— Start of Supplied records —
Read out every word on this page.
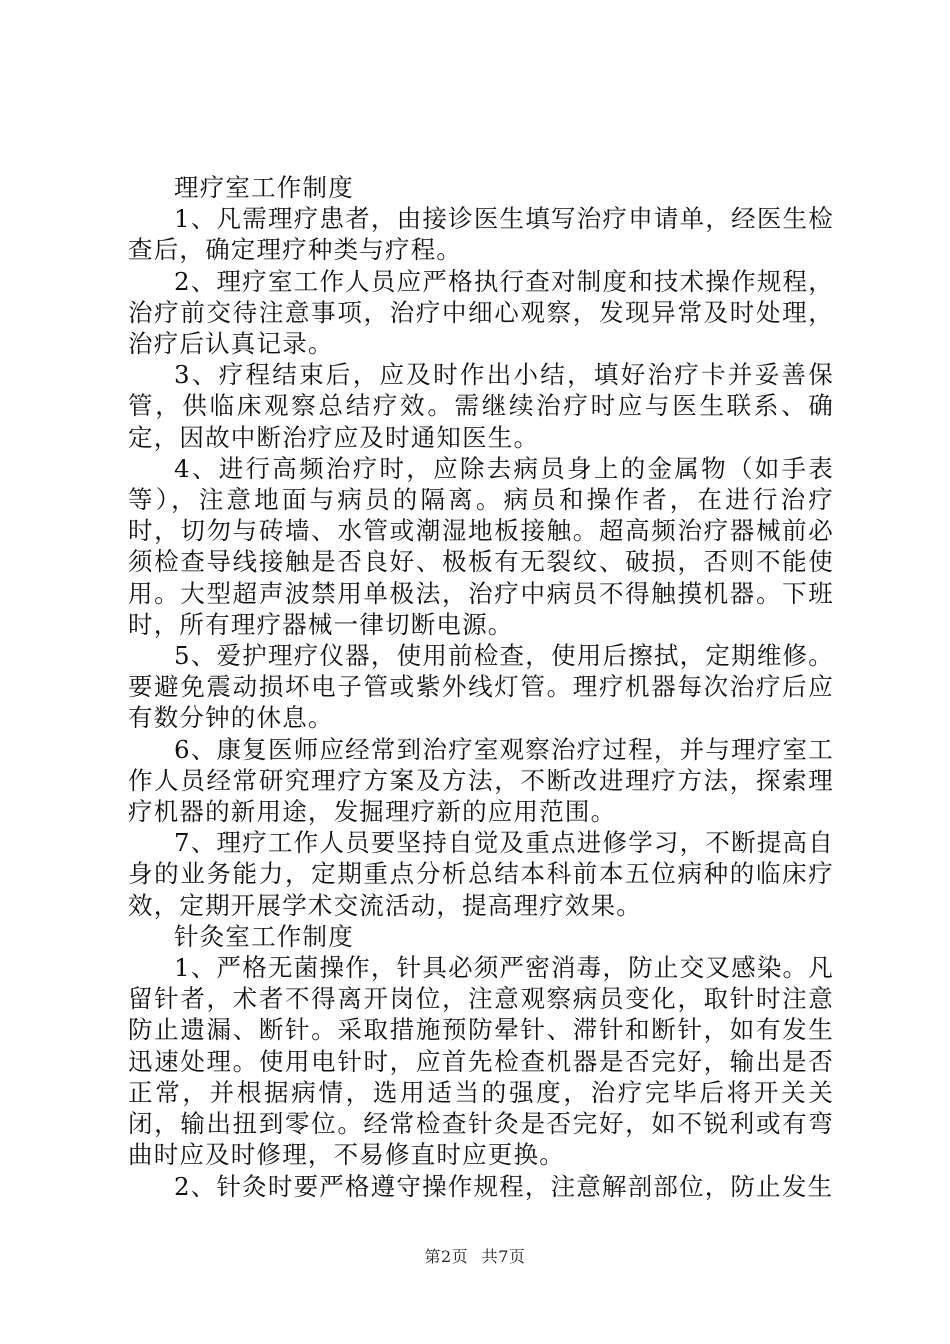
理疗室工作制度

1、凡需理疗患者，由接诊医生填写治疗申请单，经医生检查后，确定理疗种类与疗程。

2、理疗室工作人员应严格执行查对制度和技术操作规程，治疗前交待注意事项，治疗中细心观察，发现异常及时处理，治疗后认真记录。

3、疗程结束后，应及时作出小结，填好治疗卡并妥善保管，供临床观察总结疗效。需继续治疗时应与医生联系、确定，因故中断治疗应及时通知医生。

4、进行高频治疗时，应除去病员身上的金属物（如手表等），注意地面与病员的隔离。病员和操作者，在进行治疗时，切勿与砖墙、水管或潮湿地板接触。超高频治疗器械前必须检查导线接触是否良好、极板有无裂纹、破损，否则不能使用。大型超声波禁用单极法，治疗中病员不得触摸机器。下班时，所有理疗器械一律切断电源。

5、爱护理疗仪器，使用前检查，使用后擦拭，定期维修。要避免震动损坏电子管或紫外线灯管。理疗机器每次治疗后应有数分钟的休息。

6、康复医师应经常到治疗室观察治疗过程，并与理疗室工作人员经常研究理疗方案及方法，不断改进理疗方法，探索理疗机器的新用途，发掘理疗新的应用范围。

7、理疗工作人员要坚持自觉及重点进修学习，不断提高自身的业务能力，定期重点分析总结本科前本五位病种的临床疗效，定期开展学术交流活动，提高理疗效果。

针灸室工作制度

1、严格无菌操作，针具必须严密消毒，防止交叉感染。凡留针者，术者不得离开岗位，注意观察病员变化，取针时注意防止遗漏、断针。采取措施预防晕针、滞针和断针，如有发生迅速处理。使用电针时，应首先检查机器是否完好，输出是否正常，并根据病情，选用适当的强度，治疗完毕后将开关关闭，输出扭到零位。经常检查针灸是否完好，如不锐利或有弯曲时应及时修理，不易修直时应更换。

2、针灸时要严格遵守操作规程，注意解剖部位，防止发生

第2页 共7页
— End of Supplied records —
Problem statement: Quote the data exactly, leaving every image out of the copy.

Solution to this problem:
Read out every word on this page.
理疗室工作制度

1、凡需理疗患者，由接诊医生填写治疗申请单，经医生检查后，确定理疗种类与疗程。

2、理疗室工作人员应严格执行查对制度和技术操作规程，治疗前交待注意事项，治疗中细心观察，发现异常及时处理，治疗后认真记录。

3、疗程结束后，应及时作出小结，填好治疗卡并妥善保管，供临床观察总结疗效。需继续治疗时应与医生联系、确定，因故中断治疗应及时通知医生。

4、进行高频治疗时，应除去病员身上的金属物（如手表等），注意地面与病员的隔离。病员和操作者，在进行治疗时，切勿与砖墙、水管或潮湿地板接触。超高频治疗器械前必须检查导线接触是否良好、极板有无裂纹、破损，否则不能使用。大型超声波禁用单极法，治疗中病员不得触摸机器。下班时，所有理疗器械一律切断电源。

5、爱护理疗仪器，使用前检查，使用后擦拭，定期维修。要避免震动损坏电子管或紫外线灯管。理疗机器每次治疗后应有数分钟的休息。

6、康复医师应经常到治疗室观察治疗过程，并与理疗室工作人员经常研究理疗方案及方法，不断改进理疗方法，探索理疗机器的新用途，发掘理疗新的应用范围。

7、理疗工作人员要坚持自觉及重点进修学习，不断提高自身的业务能力，定期重点分析总结本科前本五位病种的临床疗效，定期开展学术交流活动，提高理疗效果。

针灸室工作制度

1、严格无菌操作，针具必须严密消毒，防止交叉感染。凡留针者，术者不得离开岗位，注意观察病员变化，取针时注意防止遗漏、断针。采取措施预防晕针、滞针和断针，如有发生迅速处理。使用电针时，应首先检查机器是否完好，输出是否正常，并根据病情，选用适当的强度，治疗完毕后将开关关闭，输出扭到零位。经常检查针灸是否完好，如不锐利或有弯曲时应及时修理，不易修直时应更换。

2、针灸时要严格遵守操作规程，注意解剖部位，防止发生

第2页 共7页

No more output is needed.